» **Written task**
The data below should be restated word for word, with every picture omitted.
[start Supplied records]
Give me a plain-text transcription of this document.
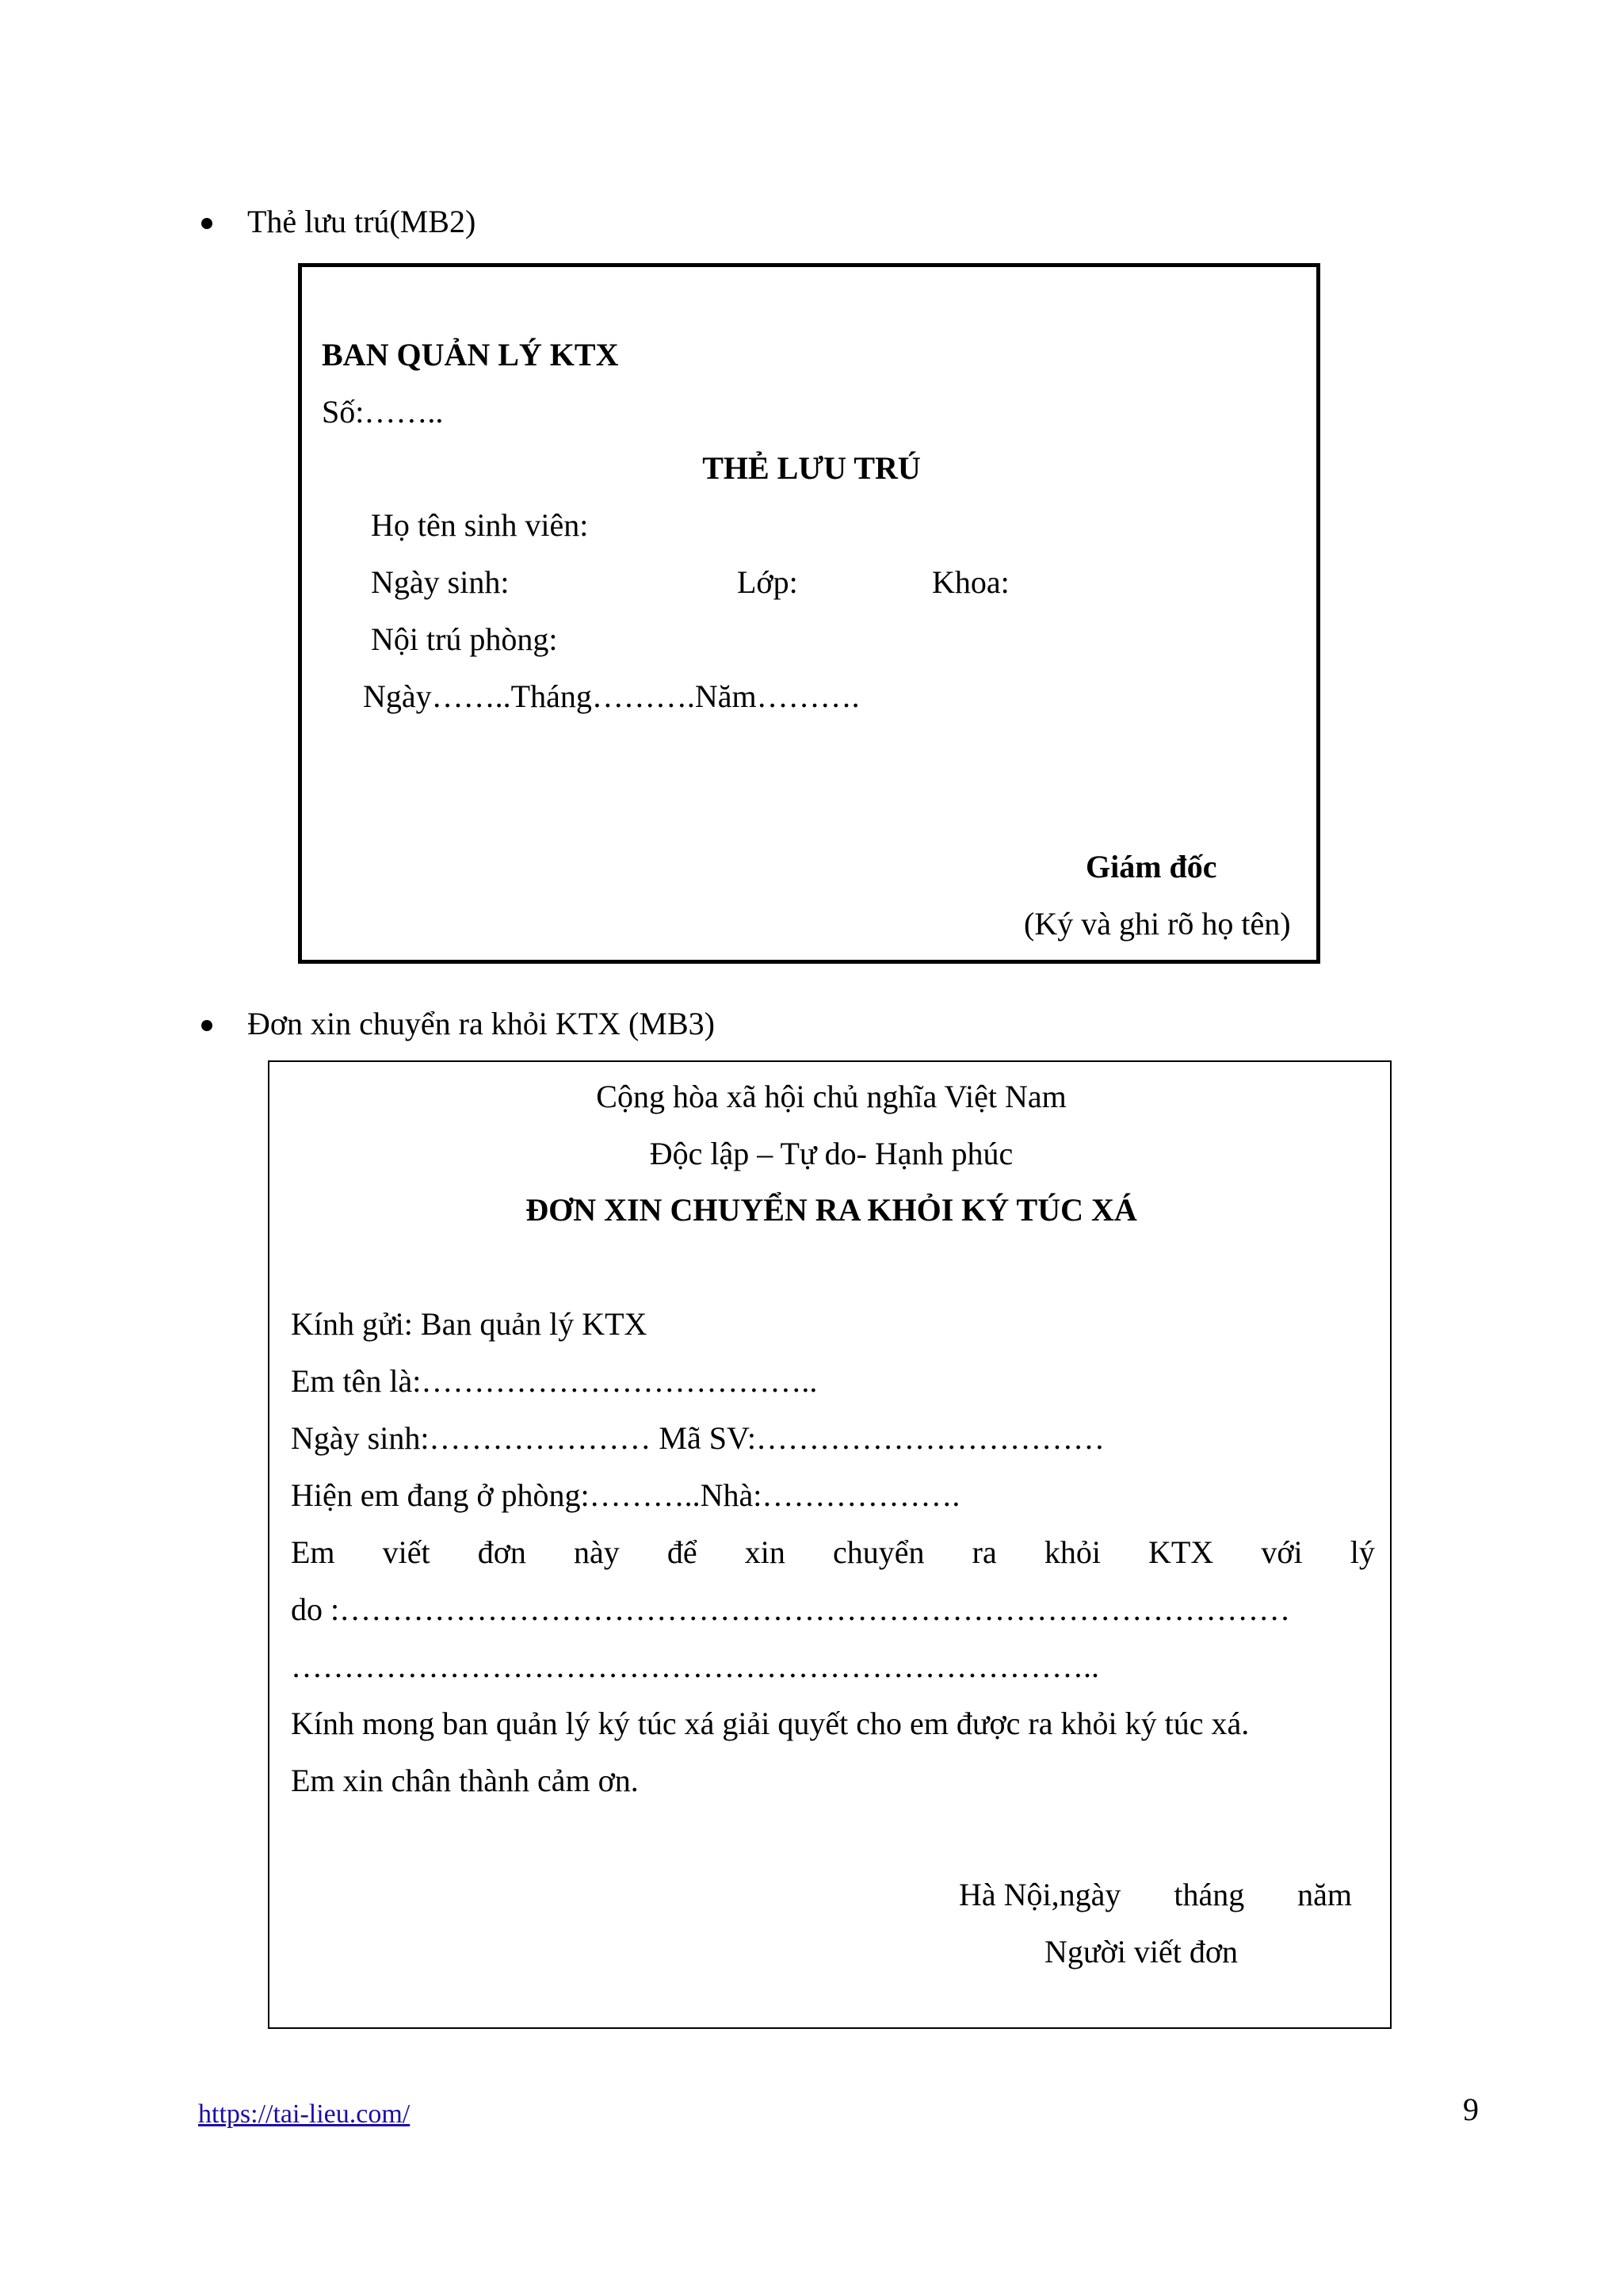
Thẻ lưu trú(MB2)
BAN QUẢN LÝ KTX
Số:……..
THẺ LƯU TRÚ
Họ tên sinh viên:
Ngày sinh:	Lớp:	Khoa:
Nội trú phòng:
Ngày……..Tháng……….Năm……….
Giám đốc
(Ký và ghi rõ họ tên)
Đơn xin chuyển ra khỏi KTX (MB3)
Cộng hòa xã hội chủ nghĩa Việt Nam
Độc lập – Tự do- Hạnh phúc
ĐƠN XIN CHUYỂN RA KHỎI KÝ TÚC XÁ
Kính gửi: Ban quản lý KTX
Em tên là:………………………………..
Ngày sinh:………………… Mã SV:……………………………
Hiện em đang ở phòng:………..Nhà:……………….
Em viết đơn này để xin chuyển ra khỏi KTX với lý
do :………………………………………………………………………………
…………………………………………………………………..
Kính mong ban quản lý ký túc xá giải quyết cho em được ra khỏi ký túc xá.
Em xin chân thành cảm ơn.
Hà Nội,ngày tháng năm
Người viết đơn
https://tai-lieu.com/	9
[end Supplied records]
» **Answer for this exercise**
Give me a plain-text transcription of this document.
Thẻ lưu trú(MB2)
BAN QUẢN LÝ KTX
Số:……..
THẺ LƯU TRÚ
Họ tên sinh viên:
Ngày sinh:	Lớp:	Khoa:
Nội trú phòng:
Ngày……..Tháng……….Năm……….
Giám đốc
(Ký và ghi rõ họ tên)
Đơn xin chuyển ra khỏi KTX (MB3)
Cộng hòa xã hội chủ nghĩa Việt Nam
Độc lập – Tự do- Hạnh phúc
ĐƠN XIN CHUYỂN RA KHỎI KÝ TÚC XÁ
Kính gửi: Ban quản lý KTX
Em tên là:………………………………..
Ngày sinh:………………… Mã SV:……………………………
Hiện em đang ở phòng:………..Nhà:……………….
Em viết đơn này để xin chuyển ra khỏi KTX với lý
do :………………………………………………………………………………
…………………………………………………………………..
Kính mong ban quản lý ký túc xá giải quyết cho em được ra khỏi ký túc xá.
Em xin chân thành cảm ơn.
Hà Nội,ngày tháng năm
Người viết đơn
https://tai-lieu.com/	9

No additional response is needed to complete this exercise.